Problem requirements> Determine the number of lines holding the word "oauth"; answer with that number only.

··· Dataset records

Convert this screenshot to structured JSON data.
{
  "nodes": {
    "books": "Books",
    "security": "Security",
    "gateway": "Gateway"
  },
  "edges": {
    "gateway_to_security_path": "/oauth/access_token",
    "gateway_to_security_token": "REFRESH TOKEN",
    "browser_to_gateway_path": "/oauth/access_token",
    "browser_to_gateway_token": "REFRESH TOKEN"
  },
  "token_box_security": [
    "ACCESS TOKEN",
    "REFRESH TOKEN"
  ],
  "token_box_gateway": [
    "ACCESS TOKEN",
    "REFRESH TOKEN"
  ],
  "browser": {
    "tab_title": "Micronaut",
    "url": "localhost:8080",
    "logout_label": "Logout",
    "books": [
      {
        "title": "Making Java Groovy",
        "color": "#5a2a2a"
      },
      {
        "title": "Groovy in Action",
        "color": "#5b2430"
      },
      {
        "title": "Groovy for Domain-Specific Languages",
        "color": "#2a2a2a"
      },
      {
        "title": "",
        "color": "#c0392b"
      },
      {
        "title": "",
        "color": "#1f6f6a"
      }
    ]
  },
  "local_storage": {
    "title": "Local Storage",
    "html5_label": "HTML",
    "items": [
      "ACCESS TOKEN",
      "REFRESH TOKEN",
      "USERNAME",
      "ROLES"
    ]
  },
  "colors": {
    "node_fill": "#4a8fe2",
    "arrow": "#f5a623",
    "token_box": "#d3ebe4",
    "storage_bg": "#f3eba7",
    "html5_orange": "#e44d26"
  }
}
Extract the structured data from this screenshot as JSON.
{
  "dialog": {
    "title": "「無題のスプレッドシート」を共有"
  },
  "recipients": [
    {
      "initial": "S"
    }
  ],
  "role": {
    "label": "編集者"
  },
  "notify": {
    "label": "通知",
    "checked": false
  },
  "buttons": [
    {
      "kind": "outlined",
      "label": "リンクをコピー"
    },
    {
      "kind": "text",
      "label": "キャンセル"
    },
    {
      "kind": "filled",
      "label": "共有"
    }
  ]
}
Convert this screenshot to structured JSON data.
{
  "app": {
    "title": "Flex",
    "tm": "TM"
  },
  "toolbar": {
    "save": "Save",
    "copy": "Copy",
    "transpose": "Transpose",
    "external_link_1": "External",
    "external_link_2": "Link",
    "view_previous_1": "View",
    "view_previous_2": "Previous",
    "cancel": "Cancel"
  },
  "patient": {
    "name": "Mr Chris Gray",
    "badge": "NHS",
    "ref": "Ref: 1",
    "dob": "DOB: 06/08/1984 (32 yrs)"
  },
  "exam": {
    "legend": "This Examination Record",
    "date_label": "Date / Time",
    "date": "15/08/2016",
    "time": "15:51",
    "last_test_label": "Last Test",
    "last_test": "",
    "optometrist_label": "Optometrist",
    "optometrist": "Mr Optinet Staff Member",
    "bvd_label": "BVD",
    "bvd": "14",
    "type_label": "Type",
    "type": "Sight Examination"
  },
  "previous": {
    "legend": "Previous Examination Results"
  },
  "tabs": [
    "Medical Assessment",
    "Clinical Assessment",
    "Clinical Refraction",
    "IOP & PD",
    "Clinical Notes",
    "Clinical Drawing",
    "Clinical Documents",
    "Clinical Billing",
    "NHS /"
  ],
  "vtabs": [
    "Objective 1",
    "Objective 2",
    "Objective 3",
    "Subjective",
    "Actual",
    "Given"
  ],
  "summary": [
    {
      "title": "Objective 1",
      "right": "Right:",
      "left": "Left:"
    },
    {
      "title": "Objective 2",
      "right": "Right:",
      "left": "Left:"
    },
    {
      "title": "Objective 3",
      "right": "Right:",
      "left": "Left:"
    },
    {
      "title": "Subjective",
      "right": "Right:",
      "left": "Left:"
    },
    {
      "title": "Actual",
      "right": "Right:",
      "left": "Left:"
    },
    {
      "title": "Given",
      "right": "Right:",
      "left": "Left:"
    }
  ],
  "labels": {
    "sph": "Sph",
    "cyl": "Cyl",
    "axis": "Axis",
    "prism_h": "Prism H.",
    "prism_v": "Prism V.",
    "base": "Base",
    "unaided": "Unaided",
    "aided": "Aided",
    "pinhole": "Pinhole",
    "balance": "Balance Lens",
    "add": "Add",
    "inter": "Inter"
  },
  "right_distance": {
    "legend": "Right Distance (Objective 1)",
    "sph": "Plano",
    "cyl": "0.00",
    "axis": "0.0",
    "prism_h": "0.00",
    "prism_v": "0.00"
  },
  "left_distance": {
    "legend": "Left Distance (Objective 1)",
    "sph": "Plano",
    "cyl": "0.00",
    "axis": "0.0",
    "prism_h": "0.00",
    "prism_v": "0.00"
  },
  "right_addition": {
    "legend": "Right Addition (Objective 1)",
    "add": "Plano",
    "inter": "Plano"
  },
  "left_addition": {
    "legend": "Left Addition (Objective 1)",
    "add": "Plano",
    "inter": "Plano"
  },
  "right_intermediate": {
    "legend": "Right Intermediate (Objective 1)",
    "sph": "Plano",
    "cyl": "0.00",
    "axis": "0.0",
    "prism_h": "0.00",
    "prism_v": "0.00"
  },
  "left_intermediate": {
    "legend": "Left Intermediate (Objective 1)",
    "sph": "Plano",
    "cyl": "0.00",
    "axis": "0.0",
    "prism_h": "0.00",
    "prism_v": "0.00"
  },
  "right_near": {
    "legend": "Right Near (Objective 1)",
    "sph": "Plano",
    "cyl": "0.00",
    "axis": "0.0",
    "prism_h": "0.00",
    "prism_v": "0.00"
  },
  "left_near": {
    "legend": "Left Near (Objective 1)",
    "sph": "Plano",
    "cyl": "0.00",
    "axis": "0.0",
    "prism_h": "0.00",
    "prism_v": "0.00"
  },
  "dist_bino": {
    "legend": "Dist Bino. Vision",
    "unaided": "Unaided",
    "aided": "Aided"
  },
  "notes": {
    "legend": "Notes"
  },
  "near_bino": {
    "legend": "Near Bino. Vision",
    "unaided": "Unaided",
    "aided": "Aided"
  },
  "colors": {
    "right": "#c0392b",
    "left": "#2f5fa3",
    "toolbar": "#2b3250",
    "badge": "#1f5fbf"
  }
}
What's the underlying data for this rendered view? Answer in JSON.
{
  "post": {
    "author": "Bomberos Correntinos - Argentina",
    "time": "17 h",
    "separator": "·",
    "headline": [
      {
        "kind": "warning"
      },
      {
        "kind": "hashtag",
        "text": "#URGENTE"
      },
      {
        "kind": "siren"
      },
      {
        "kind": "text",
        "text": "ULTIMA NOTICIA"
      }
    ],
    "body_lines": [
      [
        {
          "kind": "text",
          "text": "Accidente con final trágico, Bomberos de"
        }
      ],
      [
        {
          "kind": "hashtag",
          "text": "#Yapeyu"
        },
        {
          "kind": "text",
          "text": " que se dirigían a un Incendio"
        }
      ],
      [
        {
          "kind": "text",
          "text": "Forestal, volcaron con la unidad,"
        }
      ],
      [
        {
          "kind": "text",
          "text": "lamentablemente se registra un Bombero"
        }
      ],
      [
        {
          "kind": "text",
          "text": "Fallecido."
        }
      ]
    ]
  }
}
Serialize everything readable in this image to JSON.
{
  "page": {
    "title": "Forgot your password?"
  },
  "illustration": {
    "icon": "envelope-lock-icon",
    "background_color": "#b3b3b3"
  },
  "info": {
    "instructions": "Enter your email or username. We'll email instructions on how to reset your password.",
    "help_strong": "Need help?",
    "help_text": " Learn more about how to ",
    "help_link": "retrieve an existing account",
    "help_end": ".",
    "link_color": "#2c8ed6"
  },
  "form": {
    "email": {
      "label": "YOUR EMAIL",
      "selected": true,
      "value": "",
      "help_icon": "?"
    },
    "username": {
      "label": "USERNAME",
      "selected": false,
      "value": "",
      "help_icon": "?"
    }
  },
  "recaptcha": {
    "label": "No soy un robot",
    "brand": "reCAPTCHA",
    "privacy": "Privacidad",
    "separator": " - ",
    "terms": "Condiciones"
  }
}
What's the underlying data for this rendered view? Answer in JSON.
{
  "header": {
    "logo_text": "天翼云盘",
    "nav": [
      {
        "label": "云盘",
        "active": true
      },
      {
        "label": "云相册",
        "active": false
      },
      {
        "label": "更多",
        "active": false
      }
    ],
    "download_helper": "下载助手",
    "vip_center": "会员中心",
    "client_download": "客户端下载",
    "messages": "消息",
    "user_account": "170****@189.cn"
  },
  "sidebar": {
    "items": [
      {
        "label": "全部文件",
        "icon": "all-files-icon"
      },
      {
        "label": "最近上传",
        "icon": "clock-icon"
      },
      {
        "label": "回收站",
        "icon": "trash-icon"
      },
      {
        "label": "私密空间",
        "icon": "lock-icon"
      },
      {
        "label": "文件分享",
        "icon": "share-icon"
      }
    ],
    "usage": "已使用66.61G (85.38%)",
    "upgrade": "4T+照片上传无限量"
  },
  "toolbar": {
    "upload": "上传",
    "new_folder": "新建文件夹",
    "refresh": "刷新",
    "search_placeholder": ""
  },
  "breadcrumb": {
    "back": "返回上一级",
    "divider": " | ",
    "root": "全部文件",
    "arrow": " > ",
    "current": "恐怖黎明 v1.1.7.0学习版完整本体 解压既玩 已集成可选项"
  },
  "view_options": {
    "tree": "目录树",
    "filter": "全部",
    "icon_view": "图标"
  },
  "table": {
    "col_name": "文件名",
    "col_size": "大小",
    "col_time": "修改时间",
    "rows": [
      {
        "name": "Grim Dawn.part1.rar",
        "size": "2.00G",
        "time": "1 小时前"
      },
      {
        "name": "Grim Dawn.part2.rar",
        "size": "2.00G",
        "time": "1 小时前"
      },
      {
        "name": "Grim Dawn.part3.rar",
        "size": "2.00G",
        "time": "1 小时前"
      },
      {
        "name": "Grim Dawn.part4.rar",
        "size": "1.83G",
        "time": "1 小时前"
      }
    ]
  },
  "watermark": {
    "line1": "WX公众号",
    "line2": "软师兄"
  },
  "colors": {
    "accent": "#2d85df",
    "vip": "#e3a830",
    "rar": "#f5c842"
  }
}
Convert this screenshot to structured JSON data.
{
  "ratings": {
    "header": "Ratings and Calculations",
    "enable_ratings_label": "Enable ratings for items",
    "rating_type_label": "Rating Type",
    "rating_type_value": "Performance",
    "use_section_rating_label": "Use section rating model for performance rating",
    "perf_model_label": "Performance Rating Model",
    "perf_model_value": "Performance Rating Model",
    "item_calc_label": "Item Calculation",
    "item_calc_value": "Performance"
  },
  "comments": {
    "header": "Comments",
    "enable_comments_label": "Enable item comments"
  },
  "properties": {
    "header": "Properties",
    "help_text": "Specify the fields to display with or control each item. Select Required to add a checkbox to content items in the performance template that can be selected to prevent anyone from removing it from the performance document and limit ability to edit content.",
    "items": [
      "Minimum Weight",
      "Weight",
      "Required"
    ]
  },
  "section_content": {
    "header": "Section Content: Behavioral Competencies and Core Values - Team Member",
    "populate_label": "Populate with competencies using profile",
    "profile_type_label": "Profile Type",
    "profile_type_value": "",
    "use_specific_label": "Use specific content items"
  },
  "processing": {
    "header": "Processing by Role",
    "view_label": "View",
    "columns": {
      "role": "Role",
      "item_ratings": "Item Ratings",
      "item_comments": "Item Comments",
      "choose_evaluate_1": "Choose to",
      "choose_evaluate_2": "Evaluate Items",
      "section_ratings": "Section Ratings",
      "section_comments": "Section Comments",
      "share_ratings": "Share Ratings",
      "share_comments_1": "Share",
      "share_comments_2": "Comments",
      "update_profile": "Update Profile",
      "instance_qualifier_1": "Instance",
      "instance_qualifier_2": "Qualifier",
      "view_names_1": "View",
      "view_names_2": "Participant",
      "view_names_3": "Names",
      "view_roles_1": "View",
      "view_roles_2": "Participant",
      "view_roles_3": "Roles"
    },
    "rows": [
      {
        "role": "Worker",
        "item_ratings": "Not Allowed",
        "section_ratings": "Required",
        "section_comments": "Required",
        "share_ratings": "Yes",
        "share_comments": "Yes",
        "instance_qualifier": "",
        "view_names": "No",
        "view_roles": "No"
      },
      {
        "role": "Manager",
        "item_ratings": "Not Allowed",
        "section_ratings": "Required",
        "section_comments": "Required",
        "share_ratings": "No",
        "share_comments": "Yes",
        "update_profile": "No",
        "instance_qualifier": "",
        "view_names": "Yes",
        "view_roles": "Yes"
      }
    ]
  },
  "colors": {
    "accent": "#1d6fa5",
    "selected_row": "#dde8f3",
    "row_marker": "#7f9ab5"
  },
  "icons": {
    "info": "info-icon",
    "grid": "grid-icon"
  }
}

······

Output for this exercise> 2